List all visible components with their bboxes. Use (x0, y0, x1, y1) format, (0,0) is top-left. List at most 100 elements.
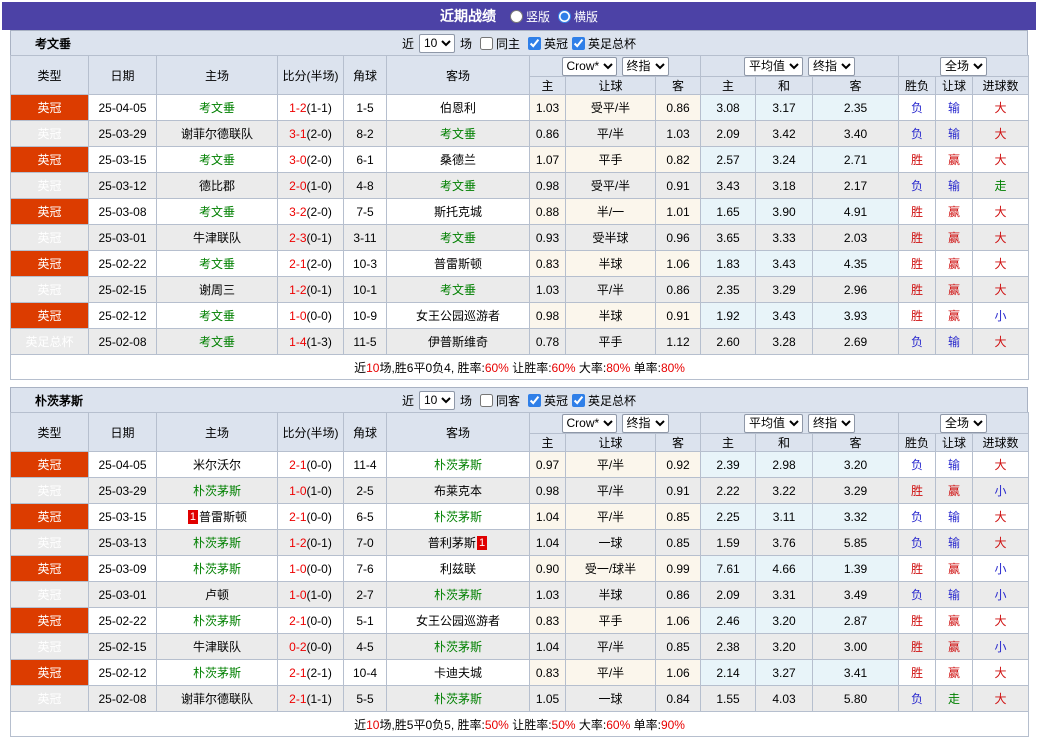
col-score: 比分(半场) (277, 55, 344, 95)
recent-count-select[interactable]: 10 (418, 390, 455, 410)
goals-cell: 大 (972, 276, 1030, 303)
vertical-radio[interactable] (509, 9, 523, 23)
home-team-cell: 谢菲尔德联队 (156, 685, 278, 712)
date-cell: 25-02-12 (88, 659, 157, 686)
result-cell: 胜 (898, 607, 937, 634)
col-type: 类型 (10, 55, 89, 95)
avg-home-odds: 1.59 (700, 529, 757, 556)
date-cell: 25-03-13 (88, 529, 157, 556)
home-team-cell: 谢周三 (156, 276, 278, 303)
bookmaker-select[interactable]: Crow* (561, 413, 617, 433)
summary-text: 场,胜6平0负4, 胜率: (379, 360, 485, 375)
same-venue-checkbox[interactable] (479, 393, 493, 407)
crown-home-odds: 0.90 (529, 555, 566, 582)
avg-home-odds: 2.25 (700, 503, 757, 530)
layout-option-vertical[interactable]: 竖版 (509, 8, 550, 25)
fulltime-select[interactable]: 全场 (940, 56, 988, 76)
match-row: 英冠 25-04-05 考文垂 1-2(1-1) 1-5 伯恩利 1.03 受平/半 0.86 3… (10, 94, 1030, 121)
fulltime-score: 1-2 (289, 100, 307, 115)
result-cell: 胜 (898, 477, 937, 504)
away-team-name: 朴茨茅斯 (433, 458, 482, 472)
avg-home-odds: 3.65 (700, 224, 757, 251)
avg-draw-odds: 4.66 (755, 555, 814, 582)
score-cell: 1-2(0-1) (277, 529, 344, 556)
cup-filter-checkbox[interactable] (572, 36, 586, 50)
bookmaker-select[interactable]: Crow* (561, 56, 617, 76)
goals-cell: 大 (972, 659, 1030, 686)
avg-away-odds: 5.80 (812, 685, 900, 712)
score-cell: 1-4(1-3) (277, 328, 344, 355)
cup-filter-checkbox[interactable] (572, 393, 586, 407)
match-row: 英冠 25-03-15 1 普雷斯顿 2-1(0-0) 6-5 朴茨茅斯 1.04 平/半 0.8… (10, 503, 1030, 530)
result-cell: 胜 (898, 224, 937, 251)
halftime-score: (2-0) (306, 204, 332, 219)
odds-stage-select[interactable]: 终指 (621, 56, 669, 76)
league-filter-checkbox[interactable] (528, 393, 541, 407)
recent-count-select[interactable]: 10 (418, 33, 455, 53)
home-team-cell: 德比郡 (156, 172, 278, 199)
league-type-cell: 英冠 (10, 685, 89, 712)
date-cell: 25-02-15 (88, 276, 157, 303)
fulltime-select[interactable]: 全场 (940, 413, 988, 433)
corner-cell: 6-1 (343, 146, 387, 173)
crown-away-odds: 0.86 (654, 581, 702, 608)
odds-stage-select-2[interactable]: 终指 (808, 56, 856, 76)
goals-cell: 大 (972, 685, 1030, 712)
home-team-cell: 米尔沃尔 (156, 451, 278, 478)
halftime-score: (1-1) (306, 100, 332, 115)
page-title: 近期战绩 (439, 8, 496, 24)
halftime-score: (1-3) (306, 334, 332, 349)
score-cell: 3-1(2-0) (277, 120, 344, 147)
away-team-name: 普雷斯顿 (433, 257, 482, 271)
team-section-portsmouth: 近 10 场 同客 英冠 英足总杯 朴茨茅斯 类型 日期 主场 比分(半场) 角… (9, 387, 1030, 737)
home-team-name: 朴茨茅斯 (192, 536, 241, 550)
avg-draw-odds: 3.43 (755, 302, 814, 329)
result-cell: 胜 (898, 146, 937, 173)
avg-draw-odds: 3.18 (755, 172, 814, 199)
same-venue-checkbox[interactable] (479, 36, 493, 50)
score-cell: 2-1(1-1) (277, 685, 344, 712)
home-team-name: 德比郡 (198, 179, 235, 193)
league-type-cell: 英足总杯 (10, 328, 89, 355)
home-team-cell: 朴茨茅斯 (156, 477, 278, 504)
halftime-score: (0-0) (306, 613, 332, 628)
home-team-name: 谢菲尔德联队 (180, 692, 253, 706)
avg-home-odds: 2.14 (700, 659, 757, 686)
col-away: 客场 (386, 412, 530, 452)
match-row: 英冠 25-03-13 朴茨茅斯 1-2(0-1) 7-0 普利茅斯 1 1.04 一球 0.85… (10, 529, 1030, 556)
crown-handicap: 半球 (565, 581, 656, 608)
goals-cell: 小 (972, 302, 1030, 329)
away-team-name: 考文垂 (439, 231, 476, 245)
away-team-name: 伯恩利 (439, 101, 476, 115)
corner-cell: 3-11 (343, 224, 387, 251)
result-cell: 胜 (898, 198, 937, 225)
league-filter-checkbox[interactable] (528, 36, 541, 50)
filter-bar: 近 10 场 同主 英冠 英足总杯 (11, 31, 1027, 55)
crown-home-odds: 1.07 (529, 146, 566, 173)
result-cell: 负 (898, 581, 937, 608)
corner-cell: 2-7 (343, 581, 387, 608)
average-select[interactable]: 平均值 (744, 56, 804, 76)
layout-option-horizontal[interactable]: 横版 (558, 8, 598, 25)
away-team-cell: 伯恩利 (386, 94, 530, 121)
corner-cell: 10-9 (343, 302, 387, 329)
handicap-result-cell: 赢 (935, 302, 974, 329)
league-type-cell: 英冠 (10, 633, 89, 660)
odds-stage-select-2[interactable]: 终指 (808, 413, 856, 433)
date-cell: 25-02-12 (88, 302, 157, 329)
odds-stage-select[interactable]: 终指 (621, 413, 669, 433)
league-filter-label: 英冠 (544, 393, 569, 408)
crown-away-odds: 1.12 (654, 328, 702, 355)
summary-text: 80% (660, 360, 685, 375)
goals-cell: 大 (972, 120, 1030, 147)
corner-cell: 6-5 (343, 503, 387, 530)
corner-cell: 11-5 (343, 328, 387, 355)
summary-text: 50% (484, 717, 509, 732)
away-team-cell: 朴茨茅斯 (386, 685, 530, 712)
crown-handicap: 平手 (565, 607, 656, 634)
horizontal-radio[interactable] (558, 9, 571, 23)
corner-cell: 7-5 (343, 198, 387, 225)
average-select[interactable]: 平均值 (744, 413, 804, 433)
result-cell: 胜 (898, 659, 937, 686)
league-type-cell: 英冠 (10, 477, 89, 504)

◆ YOUR TASK: Copy out every line of the data above that contains the word "type".

◆ EXPECTED ANSWER:
col-type: 类型 (10, 55, 89, 95)
league-type-cell: 英冠 (10, 685, 89, 712)
league-type-cell: 英足总杯 (10, 328, 89, 355)
league-type-cell: 英冠 (10, 633, 89, 660)
league-type-cell: 英冠 (10, 477, 89, 504)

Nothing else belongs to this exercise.